Exercise instructions =>
Reproduce the stretch of the records from their start through the line containing "tooltip-value: 6,433 [1240,179,1269,191]", changing every "y-tick-label" to "y-axis-label" and keeping all else the same. Give only those lines.

[Dataset rows]
▼▼▼
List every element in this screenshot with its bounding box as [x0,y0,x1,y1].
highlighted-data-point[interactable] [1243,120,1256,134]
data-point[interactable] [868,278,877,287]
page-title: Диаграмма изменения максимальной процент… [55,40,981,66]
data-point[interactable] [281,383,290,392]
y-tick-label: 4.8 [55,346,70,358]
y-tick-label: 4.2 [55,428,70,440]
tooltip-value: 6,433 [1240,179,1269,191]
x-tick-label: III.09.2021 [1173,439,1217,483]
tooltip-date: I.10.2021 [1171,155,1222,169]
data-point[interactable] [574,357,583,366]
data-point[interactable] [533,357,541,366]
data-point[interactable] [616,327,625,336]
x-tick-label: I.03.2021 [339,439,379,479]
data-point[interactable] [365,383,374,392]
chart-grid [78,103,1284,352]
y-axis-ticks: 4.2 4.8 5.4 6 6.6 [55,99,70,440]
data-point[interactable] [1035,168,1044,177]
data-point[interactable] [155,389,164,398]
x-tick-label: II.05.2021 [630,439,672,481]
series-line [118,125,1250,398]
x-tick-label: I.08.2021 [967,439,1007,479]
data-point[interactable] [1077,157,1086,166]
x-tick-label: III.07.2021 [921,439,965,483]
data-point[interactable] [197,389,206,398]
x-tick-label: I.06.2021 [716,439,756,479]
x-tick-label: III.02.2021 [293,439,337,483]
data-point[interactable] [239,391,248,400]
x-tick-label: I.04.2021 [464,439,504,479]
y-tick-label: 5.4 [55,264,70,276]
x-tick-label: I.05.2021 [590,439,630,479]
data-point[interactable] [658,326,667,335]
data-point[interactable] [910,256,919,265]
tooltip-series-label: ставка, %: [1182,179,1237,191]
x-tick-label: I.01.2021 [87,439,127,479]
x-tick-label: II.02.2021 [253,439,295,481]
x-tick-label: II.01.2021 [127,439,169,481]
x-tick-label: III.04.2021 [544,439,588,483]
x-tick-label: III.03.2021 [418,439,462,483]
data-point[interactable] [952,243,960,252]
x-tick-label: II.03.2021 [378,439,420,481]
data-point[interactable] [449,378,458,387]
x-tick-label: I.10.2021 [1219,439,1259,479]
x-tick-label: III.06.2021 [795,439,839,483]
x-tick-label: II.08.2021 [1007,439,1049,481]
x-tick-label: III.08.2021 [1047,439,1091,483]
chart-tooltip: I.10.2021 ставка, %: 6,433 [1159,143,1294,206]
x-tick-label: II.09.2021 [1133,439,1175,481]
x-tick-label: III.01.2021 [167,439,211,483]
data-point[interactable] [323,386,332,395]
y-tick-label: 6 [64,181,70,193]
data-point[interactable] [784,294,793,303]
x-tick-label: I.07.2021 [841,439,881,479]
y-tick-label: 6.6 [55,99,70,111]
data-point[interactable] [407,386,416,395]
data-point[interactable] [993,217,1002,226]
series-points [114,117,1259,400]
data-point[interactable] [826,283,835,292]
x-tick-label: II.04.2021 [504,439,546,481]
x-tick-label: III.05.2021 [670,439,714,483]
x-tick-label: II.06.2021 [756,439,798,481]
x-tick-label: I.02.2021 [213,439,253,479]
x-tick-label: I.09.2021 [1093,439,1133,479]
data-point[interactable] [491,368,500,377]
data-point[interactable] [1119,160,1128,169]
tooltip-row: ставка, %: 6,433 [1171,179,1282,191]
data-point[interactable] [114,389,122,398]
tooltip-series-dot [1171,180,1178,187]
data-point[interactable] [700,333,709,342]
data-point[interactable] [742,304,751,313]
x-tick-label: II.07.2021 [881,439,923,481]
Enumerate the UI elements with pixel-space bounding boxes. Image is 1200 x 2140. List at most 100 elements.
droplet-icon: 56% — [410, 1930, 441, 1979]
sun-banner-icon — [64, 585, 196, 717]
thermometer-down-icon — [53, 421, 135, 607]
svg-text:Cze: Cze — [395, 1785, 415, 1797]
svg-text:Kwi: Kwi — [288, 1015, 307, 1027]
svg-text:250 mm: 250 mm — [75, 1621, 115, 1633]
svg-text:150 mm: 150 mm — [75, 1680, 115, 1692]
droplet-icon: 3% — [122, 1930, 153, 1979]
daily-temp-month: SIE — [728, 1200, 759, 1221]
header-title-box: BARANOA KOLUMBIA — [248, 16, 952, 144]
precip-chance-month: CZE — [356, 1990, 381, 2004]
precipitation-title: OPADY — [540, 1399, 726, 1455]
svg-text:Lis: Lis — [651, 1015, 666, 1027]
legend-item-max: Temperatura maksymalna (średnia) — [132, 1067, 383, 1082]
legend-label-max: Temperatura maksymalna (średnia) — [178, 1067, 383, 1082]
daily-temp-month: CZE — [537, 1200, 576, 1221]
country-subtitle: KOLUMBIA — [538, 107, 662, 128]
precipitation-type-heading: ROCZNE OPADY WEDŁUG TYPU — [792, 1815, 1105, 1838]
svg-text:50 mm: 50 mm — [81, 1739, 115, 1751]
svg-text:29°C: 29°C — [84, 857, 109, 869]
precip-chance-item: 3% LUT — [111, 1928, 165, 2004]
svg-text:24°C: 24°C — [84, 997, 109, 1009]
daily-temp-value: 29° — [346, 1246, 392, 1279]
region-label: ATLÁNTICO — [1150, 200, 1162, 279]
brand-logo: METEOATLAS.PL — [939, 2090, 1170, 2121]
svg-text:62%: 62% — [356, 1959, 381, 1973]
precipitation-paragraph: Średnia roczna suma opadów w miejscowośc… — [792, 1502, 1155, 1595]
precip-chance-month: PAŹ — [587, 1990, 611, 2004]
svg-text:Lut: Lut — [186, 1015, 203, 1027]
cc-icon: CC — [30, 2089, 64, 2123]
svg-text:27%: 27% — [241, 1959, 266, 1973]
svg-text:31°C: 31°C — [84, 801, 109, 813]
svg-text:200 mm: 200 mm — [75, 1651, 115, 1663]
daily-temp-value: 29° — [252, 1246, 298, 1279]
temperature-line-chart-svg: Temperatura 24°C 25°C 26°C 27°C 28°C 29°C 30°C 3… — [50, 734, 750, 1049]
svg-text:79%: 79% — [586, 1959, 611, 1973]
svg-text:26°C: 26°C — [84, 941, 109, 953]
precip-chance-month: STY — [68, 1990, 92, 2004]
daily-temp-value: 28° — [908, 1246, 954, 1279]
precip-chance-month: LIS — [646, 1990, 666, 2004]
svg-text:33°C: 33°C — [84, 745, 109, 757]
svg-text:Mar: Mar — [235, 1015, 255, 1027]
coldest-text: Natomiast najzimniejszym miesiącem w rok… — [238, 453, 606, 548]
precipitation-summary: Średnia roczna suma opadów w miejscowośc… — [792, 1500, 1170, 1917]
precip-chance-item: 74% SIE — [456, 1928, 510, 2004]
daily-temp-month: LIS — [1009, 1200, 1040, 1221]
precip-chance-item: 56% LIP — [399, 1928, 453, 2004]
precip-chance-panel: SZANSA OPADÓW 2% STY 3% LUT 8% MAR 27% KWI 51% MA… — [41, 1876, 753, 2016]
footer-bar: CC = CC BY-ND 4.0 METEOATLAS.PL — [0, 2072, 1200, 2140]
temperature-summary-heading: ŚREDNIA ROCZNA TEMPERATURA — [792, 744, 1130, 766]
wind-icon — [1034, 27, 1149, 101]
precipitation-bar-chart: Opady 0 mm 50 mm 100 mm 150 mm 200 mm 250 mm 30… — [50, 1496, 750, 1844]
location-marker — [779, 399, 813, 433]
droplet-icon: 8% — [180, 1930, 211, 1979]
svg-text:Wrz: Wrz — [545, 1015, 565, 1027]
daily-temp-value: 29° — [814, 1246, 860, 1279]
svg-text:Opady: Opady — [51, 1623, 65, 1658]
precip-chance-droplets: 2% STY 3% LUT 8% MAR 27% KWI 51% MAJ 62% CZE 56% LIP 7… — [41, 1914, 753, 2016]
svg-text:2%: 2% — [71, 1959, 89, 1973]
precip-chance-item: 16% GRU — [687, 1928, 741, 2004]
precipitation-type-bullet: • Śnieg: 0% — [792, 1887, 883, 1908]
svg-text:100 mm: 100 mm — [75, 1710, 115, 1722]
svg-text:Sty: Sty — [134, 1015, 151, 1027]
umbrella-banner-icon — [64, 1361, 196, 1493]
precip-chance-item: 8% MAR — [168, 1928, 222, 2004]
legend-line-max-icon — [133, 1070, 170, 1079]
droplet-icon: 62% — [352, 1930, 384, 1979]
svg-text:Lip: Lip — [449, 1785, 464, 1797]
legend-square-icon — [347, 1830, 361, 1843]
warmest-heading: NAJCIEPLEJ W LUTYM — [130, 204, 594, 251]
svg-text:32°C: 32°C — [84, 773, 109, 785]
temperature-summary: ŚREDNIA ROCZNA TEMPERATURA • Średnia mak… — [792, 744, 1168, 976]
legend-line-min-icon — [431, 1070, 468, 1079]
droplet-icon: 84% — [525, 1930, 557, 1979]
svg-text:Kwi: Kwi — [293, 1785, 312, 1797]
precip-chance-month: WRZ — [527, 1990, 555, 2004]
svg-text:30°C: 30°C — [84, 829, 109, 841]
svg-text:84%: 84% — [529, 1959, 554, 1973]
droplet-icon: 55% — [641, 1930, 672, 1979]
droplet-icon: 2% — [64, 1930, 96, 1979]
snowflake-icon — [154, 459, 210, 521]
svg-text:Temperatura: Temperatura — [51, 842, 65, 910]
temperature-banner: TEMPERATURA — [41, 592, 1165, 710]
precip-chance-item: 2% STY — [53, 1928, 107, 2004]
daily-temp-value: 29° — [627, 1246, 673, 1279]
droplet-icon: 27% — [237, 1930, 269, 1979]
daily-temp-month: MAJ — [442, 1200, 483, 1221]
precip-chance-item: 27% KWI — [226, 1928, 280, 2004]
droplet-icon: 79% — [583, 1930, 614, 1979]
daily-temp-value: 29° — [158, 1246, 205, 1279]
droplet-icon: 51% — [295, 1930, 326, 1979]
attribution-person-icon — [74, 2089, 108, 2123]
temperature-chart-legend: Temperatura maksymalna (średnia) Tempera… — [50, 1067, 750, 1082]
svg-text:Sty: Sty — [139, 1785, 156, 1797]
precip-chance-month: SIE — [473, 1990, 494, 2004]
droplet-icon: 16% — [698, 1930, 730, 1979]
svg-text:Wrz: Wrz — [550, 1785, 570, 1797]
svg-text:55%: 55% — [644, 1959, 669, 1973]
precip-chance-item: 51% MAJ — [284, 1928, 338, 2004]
▲▲▲
Solution to the exercise =>
List every element in this screenshot with its bounding box as [x0,y0,x1,y1].
highlighted-data-point[interactable] [1243,120,1256,134]
data-point[interactable] [868,278,877,287]
page-title: Диаграмма изменения максимальной процент… [55,40,981,66]
data-point[interactable] [281,383,290,392]
y-axis-label: 4.8 [55,346,70,358]
y-axis-label: 4.2 [55,428,70,440]
tooltip-value: 6,433 [1240,179,1269,191]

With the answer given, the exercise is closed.